**LISTING**
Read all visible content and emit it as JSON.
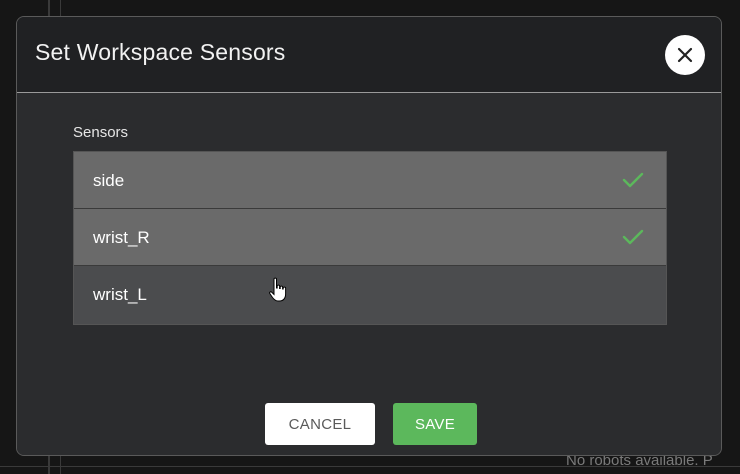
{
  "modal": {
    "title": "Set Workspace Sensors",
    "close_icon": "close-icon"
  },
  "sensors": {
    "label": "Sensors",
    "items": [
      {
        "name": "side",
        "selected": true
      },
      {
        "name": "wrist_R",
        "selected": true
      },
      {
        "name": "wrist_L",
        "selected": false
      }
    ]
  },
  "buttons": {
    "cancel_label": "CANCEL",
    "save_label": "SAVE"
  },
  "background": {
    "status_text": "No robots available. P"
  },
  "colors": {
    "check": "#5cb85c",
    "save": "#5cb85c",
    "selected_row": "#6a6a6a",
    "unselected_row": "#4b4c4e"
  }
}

**INSTRUCTION**
Keep the pictures out and write out the records exactly.

**ANSWER TO THIS PROBLEM**
Read all visible content and emit it as JSON.
{
  "modal": {
    "title": "Set Workspace Sensors",
    "close_icon": "close-icon"
  },
  "sensors": {
    "label": "Sensors",
    "items": [
      {
        "name": "side",
        "selected": true
      },
      {
        "name": "wrist_R",
        "selected": true
      },
      {
        "name": "wrist_L",
        "selected": false
      }
    ]
  },
  "buttons": {
    "cancel_label": "CANCEL",
    "save_label": "SAVE"
  },
  "background": {
    "status_text": "No robots available. P"
  },
  "colors": {
    "check": "#5cb85c",
    "save": "#5cb85c",
    "selected_row": "#6a6a6a",
    "unselected_row": "#4b4c4e"
  }
}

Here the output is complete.